Trecho |
Os perigos das Fake News na era da informação

Enviada em 01/10/2018

Na pós-modernidade, o fluxo de informações proporcionou incontáveis benefícios.Contudo, nota-se que as conexões favoreceram a disseminação de notícias falsas, que progressivamente tornaram-se mais intensas e velozes, visto que, na ânsia de obter cliques, muitos indivíduos propagam inverdades.Nessa perspectiva, no que se refere os perigos das fakes news na era da informação, as atitudes irracionais e danosas demandam esforços no sentido de alterar o cenário atual e combater esse grave problema social.

Em primeiro plano, é possível observar que a checagem de veracidade cedeu espaço à fragilidade de pensamentos críticos. Diante desse quadro, os cidadãos são modelados em série, assim como os robôs, limitados e apenas repetindo ideologias alienadas.A gênese dessa conjuntura pós-moderna foi marcada pelo advento da ideia “penso, logo posto”: frase contrária à original do filósofo René Descartes, em que o pensamento surgia da dúvida. Sendo assim, os perigos das fakes news impelem os indivíduos a mera dependência de julgamentos alheios, com valores preestabelecidos e como consequência, os pensamentos são acorrentados a paradigmas comportais, isso, por sua vez, demonstra a inércia cognitiva.

Concomitantemente a essa questão comportamental, quando o renomado educador Paulo Freire afirma que sem a educação a sociedade não muda, corrobora-se a necessidade de eixos como a educação digital serem desenvolvidos no ensino básico.Contrariamente, o ensino brasileiro não introduz ações pedagógicas que reflitam sobre os danos no que tange as inverdades e omite os benefícios do conhecimento, como a capacidade de planejamento para transformações. Em vista disso, o legado de gênios como Descartes e Albert Eisten, de questionar verdades absolutas, encontram-se ameaços pela estagnação da autonomia e ausência de estímulos.

Dados registrados |

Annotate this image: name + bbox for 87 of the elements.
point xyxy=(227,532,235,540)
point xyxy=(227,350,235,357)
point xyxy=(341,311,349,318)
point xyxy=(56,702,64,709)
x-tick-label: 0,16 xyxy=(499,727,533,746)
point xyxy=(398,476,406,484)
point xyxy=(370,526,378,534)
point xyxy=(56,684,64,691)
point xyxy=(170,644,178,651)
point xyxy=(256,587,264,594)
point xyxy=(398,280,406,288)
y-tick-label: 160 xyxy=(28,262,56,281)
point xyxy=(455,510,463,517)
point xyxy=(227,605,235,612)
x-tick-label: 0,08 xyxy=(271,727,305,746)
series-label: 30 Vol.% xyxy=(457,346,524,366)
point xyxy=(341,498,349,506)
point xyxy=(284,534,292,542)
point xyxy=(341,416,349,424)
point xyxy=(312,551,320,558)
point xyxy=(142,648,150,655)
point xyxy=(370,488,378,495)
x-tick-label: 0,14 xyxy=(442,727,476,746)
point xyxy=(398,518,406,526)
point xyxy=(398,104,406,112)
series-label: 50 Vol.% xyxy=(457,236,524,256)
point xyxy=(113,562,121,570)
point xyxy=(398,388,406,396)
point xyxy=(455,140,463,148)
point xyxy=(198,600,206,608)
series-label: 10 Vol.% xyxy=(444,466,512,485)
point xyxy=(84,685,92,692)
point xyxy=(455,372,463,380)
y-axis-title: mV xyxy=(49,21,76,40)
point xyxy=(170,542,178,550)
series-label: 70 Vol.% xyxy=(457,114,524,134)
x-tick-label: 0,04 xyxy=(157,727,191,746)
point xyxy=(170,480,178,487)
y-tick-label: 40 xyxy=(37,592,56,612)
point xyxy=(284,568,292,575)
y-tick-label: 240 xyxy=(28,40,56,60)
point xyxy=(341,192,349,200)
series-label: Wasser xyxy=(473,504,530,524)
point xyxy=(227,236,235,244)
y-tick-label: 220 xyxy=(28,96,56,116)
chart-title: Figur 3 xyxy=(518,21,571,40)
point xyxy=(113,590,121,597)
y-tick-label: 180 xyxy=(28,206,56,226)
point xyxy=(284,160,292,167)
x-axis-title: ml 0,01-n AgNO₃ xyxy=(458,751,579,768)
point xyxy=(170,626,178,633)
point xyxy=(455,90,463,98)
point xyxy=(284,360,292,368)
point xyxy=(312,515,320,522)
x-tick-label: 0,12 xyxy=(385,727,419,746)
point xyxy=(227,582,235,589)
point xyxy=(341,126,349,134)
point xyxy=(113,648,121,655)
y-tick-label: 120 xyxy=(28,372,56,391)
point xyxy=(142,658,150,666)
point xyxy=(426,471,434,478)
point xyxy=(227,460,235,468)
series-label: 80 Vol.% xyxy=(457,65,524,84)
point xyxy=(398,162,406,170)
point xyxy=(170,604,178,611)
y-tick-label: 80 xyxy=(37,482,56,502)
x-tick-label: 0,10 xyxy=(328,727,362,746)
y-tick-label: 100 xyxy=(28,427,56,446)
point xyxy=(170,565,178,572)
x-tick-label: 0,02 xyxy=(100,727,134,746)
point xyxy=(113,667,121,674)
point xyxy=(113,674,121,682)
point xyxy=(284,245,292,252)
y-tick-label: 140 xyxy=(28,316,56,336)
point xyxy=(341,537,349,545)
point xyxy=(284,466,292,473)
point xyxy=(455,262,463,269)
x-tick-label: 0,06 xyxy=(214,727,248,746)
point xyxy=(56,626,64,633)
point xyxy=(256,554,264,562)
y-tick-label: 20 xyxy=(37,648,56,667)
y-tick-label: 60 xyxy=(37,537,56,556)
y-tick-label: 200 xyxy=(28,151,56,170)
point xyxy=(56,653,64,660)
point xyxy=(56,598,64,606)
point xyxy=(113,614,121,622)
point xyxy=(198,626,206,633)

Objetivo do exercício | Dê sequência ao texto sobre os perigos das fake news, redigindo o parágrafo que vem logo após a última frase apresentada.

Resultado da tarefa |
Em suma, é necessário que a autonomia intelectual seja exercida para minimizar as fake news e suas consequências. Logo, o Ministério da Cultura deve promover, por meio de exposições temporárias, em centros culturais, a abordagem elucidativa do assunto, com a finalidade de incentivar a percepção do corpo social acerca dos perigos e assim conseguir que os conceitos predeterminados sejam questionados e o conjunto de mentiras tenha seu poder reduzido.Outrossim, é necessário que o Ministério da Educação, no prazo de dois anos, por intermédio de sociólogos, filósofos e especialistas em redes sociais, realize debates e palestras que exponham os fatores que contribuem com as fakes news e os perigos, tais como a alienação, a fim de desenvolver o sendo crítico e libertar, enfim, os cidadãos da lógica de robôs.